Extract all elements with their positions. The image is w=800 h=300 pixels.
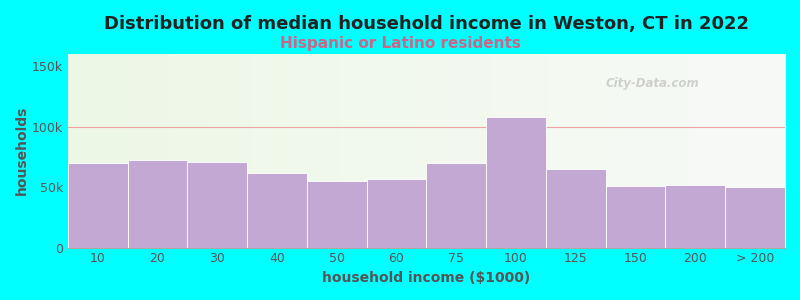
X-axis label: household income ($1000): household income ($1000)	[322, 271, 530, 285]
Bar	[247, 172, 307, 248]
Bar	[187, 162, 247, 248]
Bar	[486, 117, 546, 247]
Bar	[307, 181, 366, 248]
Bar	[546, 169, 606, 248]
Y-axis label: households: households	[15, 106, 29, 196]
Bar	[426, 163, 486, 248]
Text: Hispanic or Latino residents: Hispanic or Latino residents	[279, 36, 521, 51]
Bar	[606, 186, 666, 248]
Text: City-Data.com: City-Data.com	[606, 77, 699, 90]
Bar	[68, 163, 127, 248]
Bar	[366, 178, 426, 248]
Title: Distribution of median household income in Weston, CT in 2022: Distribution of median household income …	[104, 15, 749, 33]
Bar	[666, 185, 726, 248]
Bar	[726, 187, 785, 247]
Bar	[127, 160, 187, 247]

» WHAT IS BEING ASKED: Locate each line in the entries above that contains the word "Text", and copy those lines in full.

» RESPONSE BELOW:
Text: Hispanic or Latino residents: Hispanic or Latino residents	[279, 36, 521, 51]
Text: City-Data.com: City-Data.com	[606, 77, 699, 90]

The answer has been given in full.